- _Given problem_
Write out the listing below without alteration, omitting its pictures.

(Recorded data)
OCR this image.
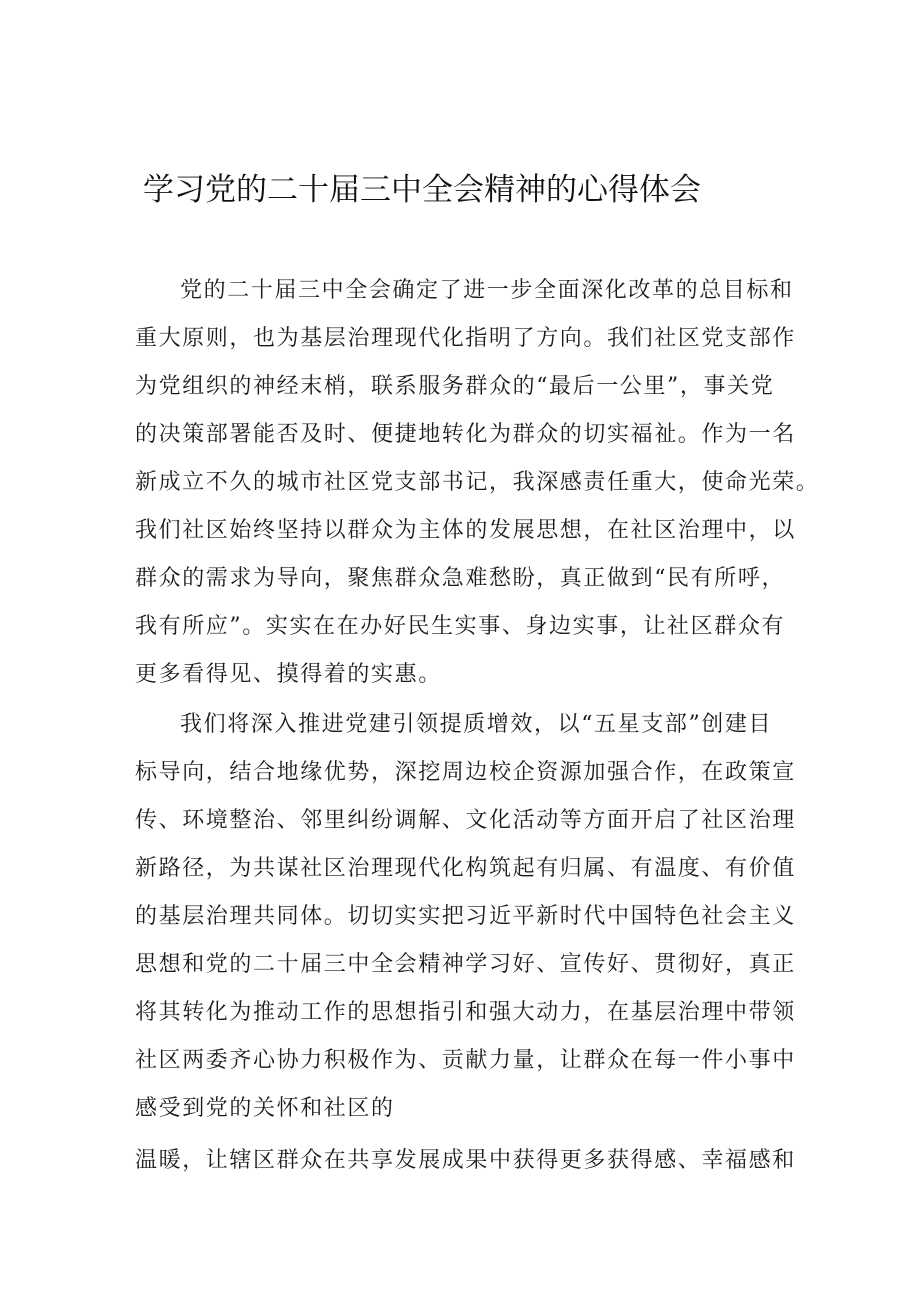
学习党的二十届三中全会精神的心得体会
党的二十届三中全会确定了进一步全面深化改革的总目标和
重大原则，也为基层治理现代化指明了方向。我们社区党支部作
为党组织的神经末梢，联系服务群众的“最后一公里”，事关党
的决策部署能否及时、便捷地转化为群众的切实福祉。作为一名
新成立不久的城市社区党支部书记，我深感责任重大，使命光荣。
我们社区始终坚持以群众为主体的发展思想，在社区治理中，以
群众的需求为导向，聚焦群众急难愁盼，真正做到“民有所呼，
我有所应”。实实在在办好民生实事、身边实事，让社区群众有
更多看得见、摸得着的实惠。
我们将深入推进党建引领提质增效，以“五星支部”创建目
标导向，结合地缘优势，深挖周边校企资源加强合作，在政策宣
传、环境整治、邻里纠纷调解、文化活动等方面开启了社区治理
新路径，为共谋社区治理现代化构筑起有归属、有温度、有价值
的基层治理共同体。切切实实把习近平新时代中国特色社会主义
思想和党的二十届三中全会精神学习好、宣传好、贯彻好，真正
将其转化为推动工作的思想指引和强大动力，在基层治理中带领
社区两委齐心协力积极作为、贡献力量，让群众在每一件小事中
感受到党的关怀和社区的
温暖，让辖区群众在共享发展成果中获得更多获得感、幸福感和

- _Written answer_
OCR this image.
学习党的二十届三中全会精神的心得体会
党的二十届三中全会确定了进一步全面深化改革的总目标和
重大原则，也为基层治理现代化指明了方向。我们社区党支部作
为党组织的神经末梢，联系服务群众的“最后一公里”，事关党
的决策部署能否及时、便捷地转化为群众的切实福祉。作为一名
新成立不久的城市社区党支部书记，我深感责任重大，使命光荣。
我们社区始终坚持以群众为主体的发展思想，在社区治理中，以
群众的需求为导向，聚焦群众急难愁盼，真正做到“民有所呼，
我有所应”。实实在在办好民生实事、身边实事，让社区群众有
更多看得见、摸得着的实惠。
我们将深入推进党建引领提质增效，以“五星支部”创建目
标导向，结合地缘优势，深挖周边校企资源加强合作，在政策宣
传、环境整治、邻里纠纷调解、文化活动等方面开启了社区治理
新路径，为共谋社区治理现代化构筑起有归属、有温度、有价值
的基层治理共同体。切切实实把习近平新时代中国特色社会主义
思想和党的二十届三中全会精神学习好、宣传好、贯彻好，真正
将其转化为推动工作的思想指引和强大动力，在基层治理中带领
社区两委齐心协力积极作为、贡献力量，让群众在每一件小事中
感受到党的关怀和社区的
温暖，让辖区群众在共享发展成果中获得更多获得感、幸福感和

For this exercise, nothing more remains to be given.